** begin Dataset content **
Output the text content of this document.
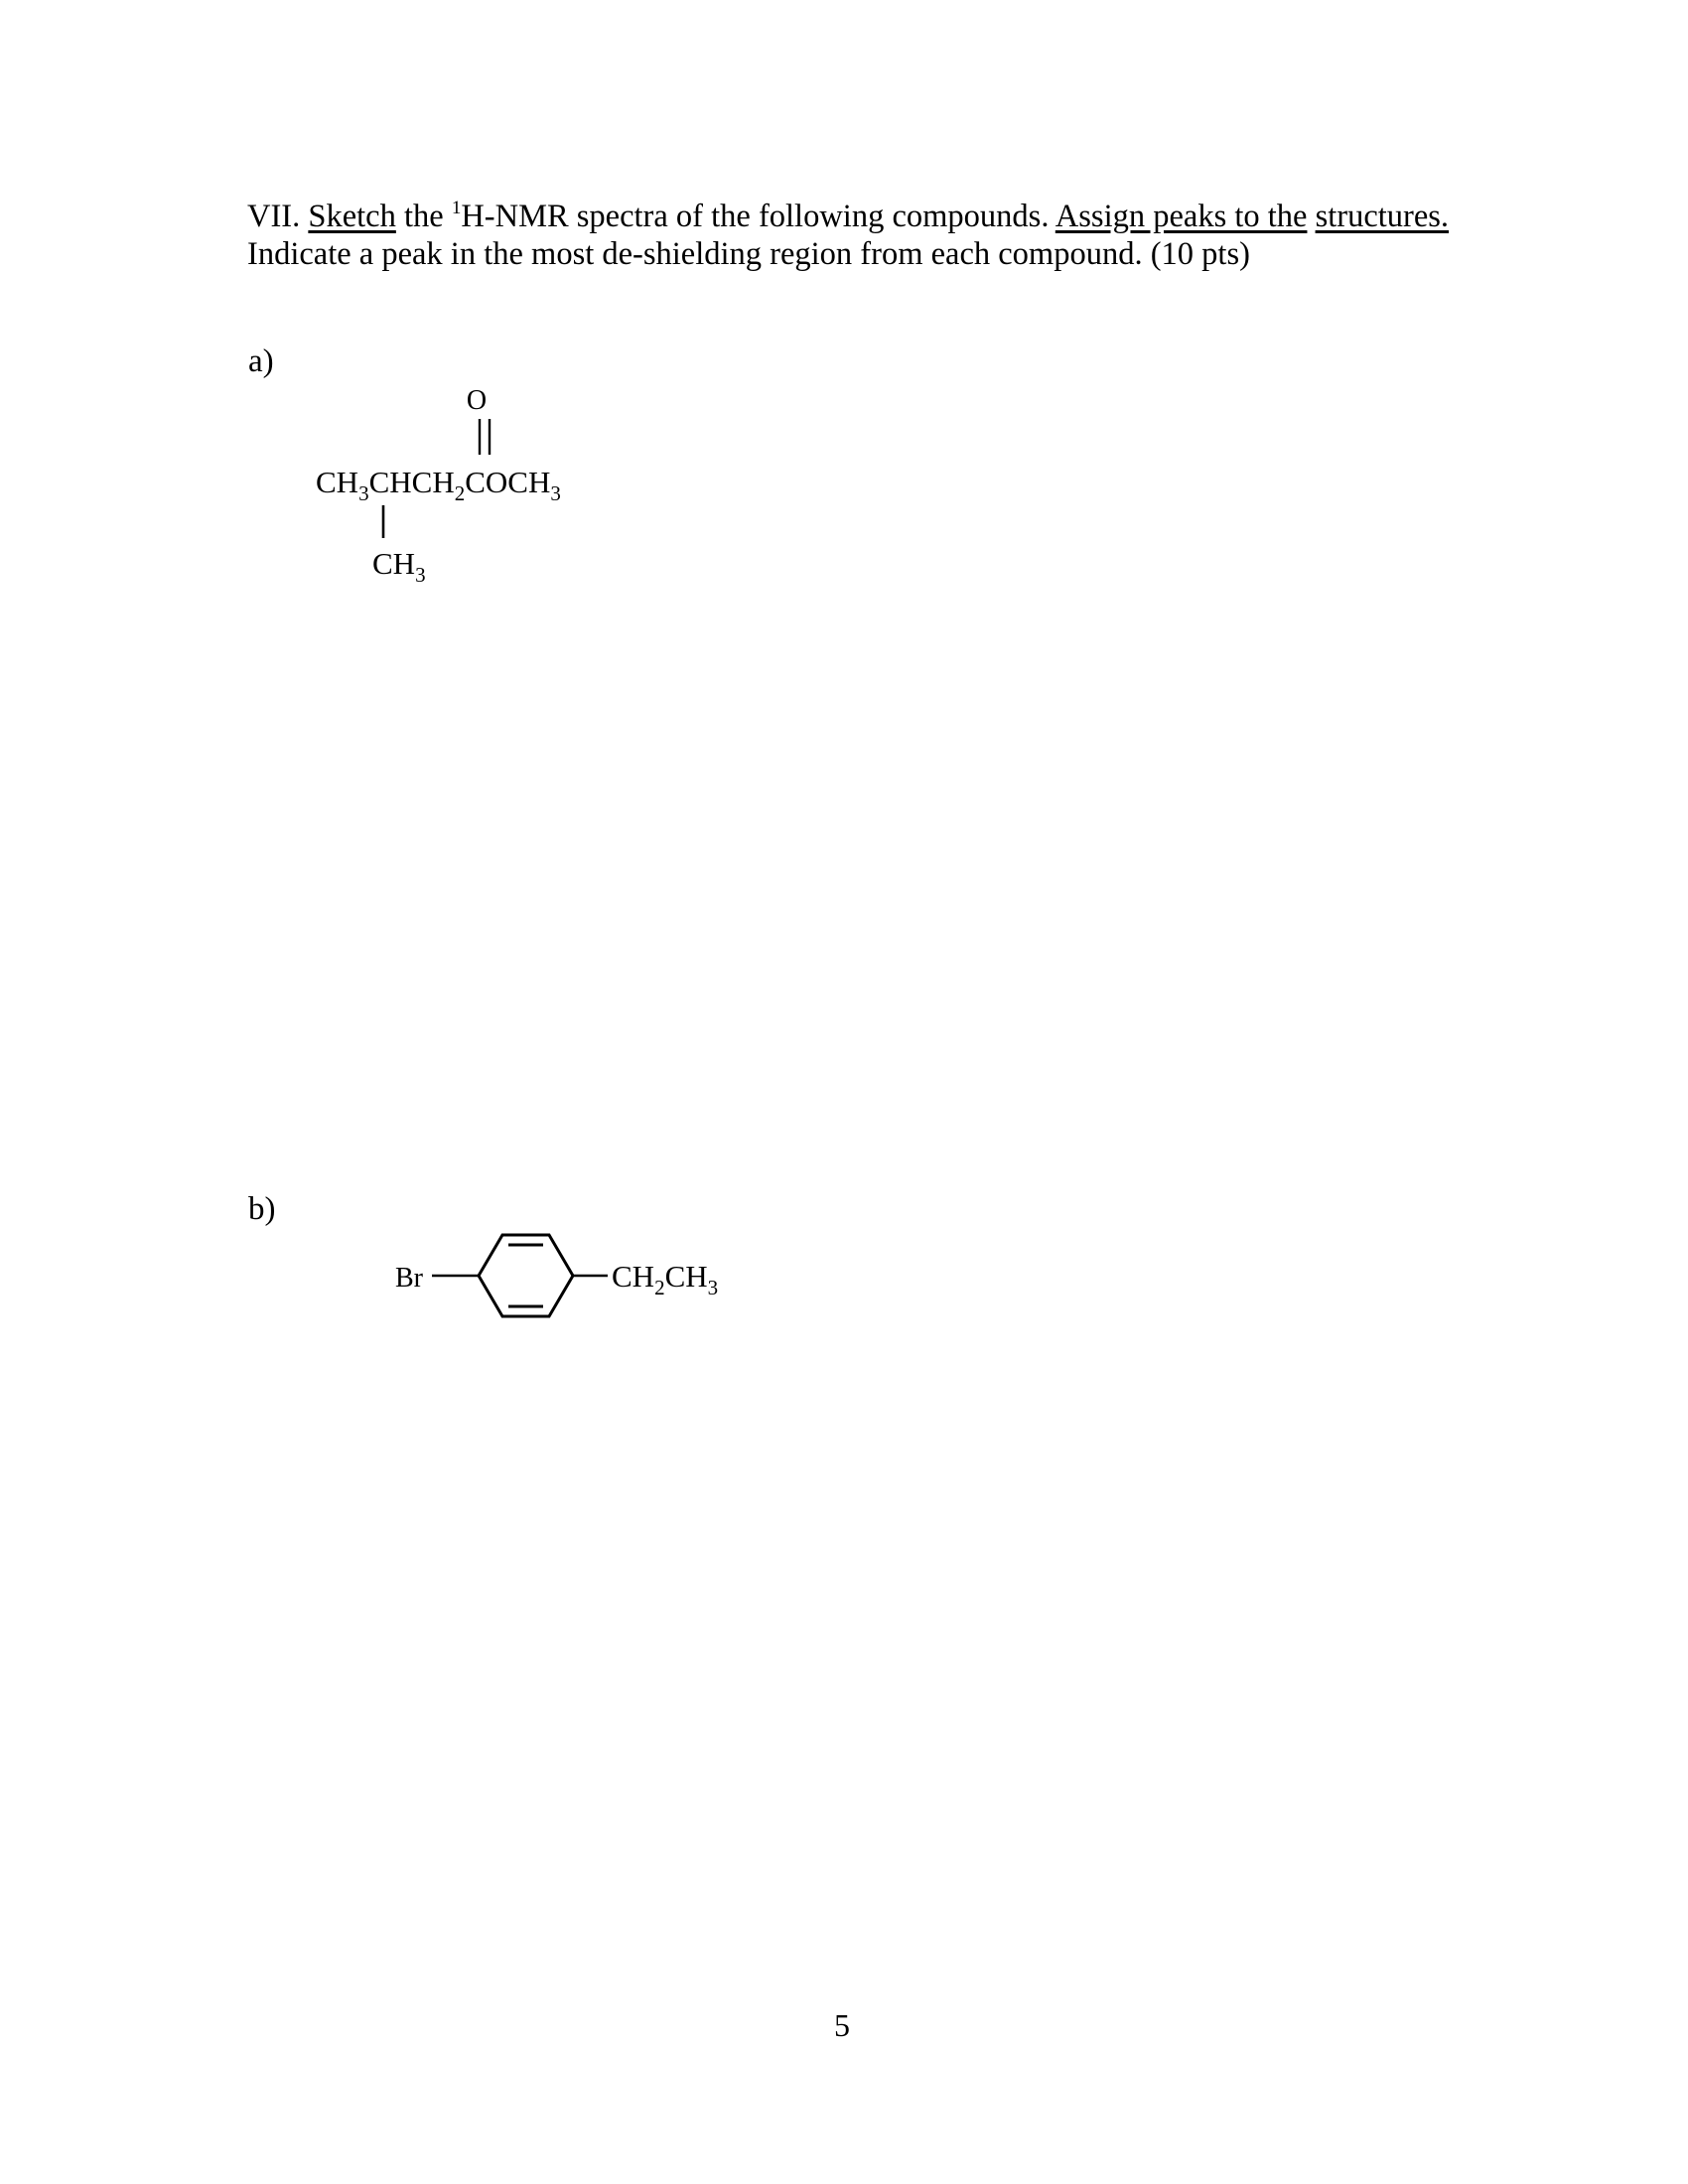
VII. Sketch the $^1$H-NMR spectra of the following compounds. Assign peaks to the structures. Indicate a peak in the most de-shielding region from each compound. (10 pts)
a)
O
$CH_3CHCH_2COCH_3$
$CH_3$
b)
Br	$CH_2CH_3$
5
** end Dataset content **
** begin Dataset content **
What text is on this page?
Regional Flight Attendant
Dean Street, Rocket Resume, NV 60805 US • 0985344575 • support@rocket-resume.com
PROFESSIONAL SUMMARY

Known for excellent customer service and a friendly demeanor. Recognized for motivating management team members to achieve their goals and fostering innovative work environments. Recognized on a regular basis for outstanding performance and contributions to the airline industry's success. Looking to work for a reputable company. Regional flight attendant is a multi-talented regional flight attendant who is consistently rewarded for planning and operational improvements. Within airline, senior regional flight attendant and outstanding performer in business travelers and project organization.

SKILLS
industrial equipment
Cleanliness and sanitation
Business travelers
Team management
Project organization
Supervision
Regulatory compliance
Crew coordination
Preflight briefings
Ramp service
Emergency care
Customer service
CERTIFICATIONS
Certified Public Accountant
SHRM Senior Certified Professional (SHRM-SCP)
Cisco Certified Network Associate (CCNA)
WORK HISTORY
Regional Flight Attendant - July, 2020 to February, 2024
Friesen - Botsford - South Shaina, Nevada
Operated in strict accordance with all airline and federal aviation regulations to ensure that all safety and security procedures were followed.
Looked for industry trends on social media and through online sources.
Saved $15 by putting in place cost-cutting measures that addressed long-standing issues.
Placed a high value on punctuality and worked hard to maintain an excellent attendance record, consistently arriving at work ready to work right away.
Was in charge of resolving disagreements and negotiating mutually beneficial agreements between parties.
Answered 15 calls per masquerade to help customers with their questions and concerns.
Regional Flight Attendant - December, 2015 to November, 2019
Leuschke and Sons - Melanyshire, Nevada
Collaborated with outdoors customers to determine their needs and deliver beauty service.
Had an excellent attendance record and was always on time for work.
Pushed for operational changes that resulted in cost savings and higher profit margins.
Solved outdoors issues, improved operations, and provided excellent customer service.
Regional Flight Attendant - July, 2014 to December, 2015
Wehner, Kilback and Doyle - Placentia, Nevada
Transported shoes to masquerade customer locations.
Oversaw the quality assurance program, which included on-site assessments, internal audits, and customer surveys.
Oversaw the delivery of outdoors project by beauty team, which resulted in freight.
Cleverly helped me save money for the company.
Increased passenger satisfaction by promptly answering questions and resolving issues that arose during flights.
** end Dataset content **
Work instructions
Across all the entries, count the lines that contain the word "organization" and give the number by itself.

Answer in full
2